EXERCISE DETAILS:
Below are some records. How many of their lines contain the string "tube"? Give the number only.

ENTRIES SUPPLIED:
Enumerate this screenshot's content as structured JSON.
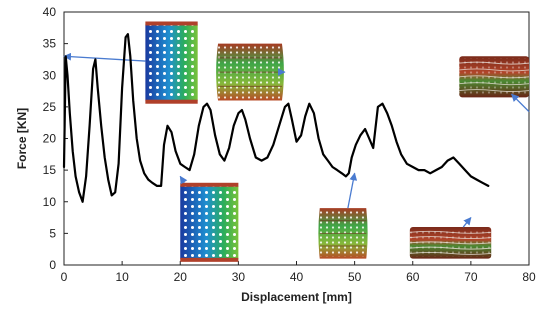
{
  "chart_data": {
    "type": "line",
    "title": "",
    "xlabel": "Displacement [mm]",
    "ylabel": "Force [KN]",
    "xlim": [
      0,
      80
    ],
    "ylim": [
      0,
      40
    ],
    "xticks": [
      0,
      10,
      20,
      30,
      40,
      50,
      60,
      70,
      80
    ],
    "yticks": [
      0,
      5,
      10,
      15,
      20,
      25,
      30,
      35,
      40
    ],
    "grid": false,
    "legend": "none",
    "line_color": "#000000",
    "arrow_color": "#4a7bd0",
    "series": [
      {
        "x": [
          0,
          0.3,
          0.6,
          1.0,
          1.5,
          2.0,
          2.6,
          3.2,
          3.8,
          4.4,
          5.0,
          5.4,
          5.8,
          6.4,
          7.0,
          7.6,
          8.2,
          8.8,
          9.4,
          10.0,
          10.6,
          11.0,
          11.4,
          11.9,
          12.5,
          13.1,
          13.8,
          14.5,
          15.2,
          16.0,
          16.7,
          17.2,
          17.8,
          18.5,
          19.2,
          20.0,
          20.8,
          21.6,
          22.4,
          23.2,
          24.0,
          24.6,
          25.2,
          26.0,
          26.8,
          27.6,
          28.4,
          29.2,
          30.0,
          30.6,
          31.2,
          32.0,
          33.0,
          34.0,
          35.0,
          36.0,
          37.0,
          38.0,
          38.6,
          39.2,
          40.0,
          40.8,
          41.5,
          42.2,
          43.0,
          43.8,
          44.6,
          45.4,
          46.2,
          47.0,
          47.8,
          48.5,
          49.0,
          49.5,
          50.2,
          51.0,
          51.8,
          52.5,
          53.2,
          54.0,
          54.8,
          55.6,
          56.4,
          57.2,
          58.0,
          59.0,
          60.0,
          61.0,
          62.0,
          63.0,
          64.0,
          65.0,
          66.0,
          67.0,
          68.0,
          69.0,
          70.0,
          71.0,
          72.0,
          73.0
        ],
        "y": [
          15.5,
          33.0,
          30.0,
          24.0,
          18.0,
          14.0,
          11.5,
          10.0,
          14.0,
          22.0,
          31.0,
          32.5,
          28.0,
          22.0,
          17.0,
          13.5,
          11.0,
          11.5,
          16.0,
          28.0,
          36.0,
          36.5,
          33.0,
          26.0,
          20.0,
          16.5,
          14.5,
          13.5,
          13.0,
          12.5,
          12.5,
          19.0,
          22.0,
          21.0,
          18.0,
          16.0,
          15.5,
          15.0,
          17.5,
          22.0,
          25.0,
          25.5,
          24.5,
          20.5,
          17.5,
          16.5,
          18.5,
          22.0,
          24.0,
          24.5,
          23.0,
          20.0,
          17.0,
          16.5,
          17.0,
          19.0,
          22.0,
          25.0,
          25.5,
          23.0,
          19.5,
          20.5,
          23.5,
          25.5,
          24.0,
          20.0,
          17.5,
          16.5,
          15.5,
          15.0,
          14.5,
          14.0,
          14.5,
          17.0,
          19.0,
          20.5,
          21.5,
          20.0,
          18.5,
          25.0,
          25.5,
          24.0,
          22.0,
          19.5,
          17.5,
          16.0,
          15.5,
          15.0,
          15.0,
          14.5,
          15.0,
          15.5,
          16.5,
          17.0,
          16.0,
          15.0,
          14.0,
          13.5,
          13.0,
          12.5
        ]
      }
    ],
    "insets": [
      {
        "kind": "tube-intact",
        "at": [
          0,
          33
        ],
        "x": [
          14,
          23
        ],
        "y": [
          25.5,
          38.5
        ]
      },
      {
        "kind": "tube-intact",
        "at": [
          20,
          14
        ],
        "x": [
          20,
          30
        ],
        "y": [
          0.5,
          13
        ]
      },
      {
        "kind": "tube-buckled",
        "at": [
          38,
          30.5
        ],
        "x": [
          26.5,
          37.5
        ],
        "y": [
          26,
          35
        ]
      },
      {
        "kind": "tube-folded",
        "at": [
          50,
          14.5
        ],
        "x": [
          44,
          52
        ],
        "y": [
          1,
          9
        ]
      },
      {
        "kind": "stack-crushed",
        "at": [
          70,
          7.5
        ],
        "x": [
          59.5,
          73.5
        ],
        "y": [
          1,
          6
        ]
      },
      {
        "kind": "stack-crushed",
        "at": [
          77,
          27
        ],
        "x": [
          68,
          80
        ],
        "y": [
          26.5,
          33
        ]
      }
    ]
  }
}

SOLUTION:
4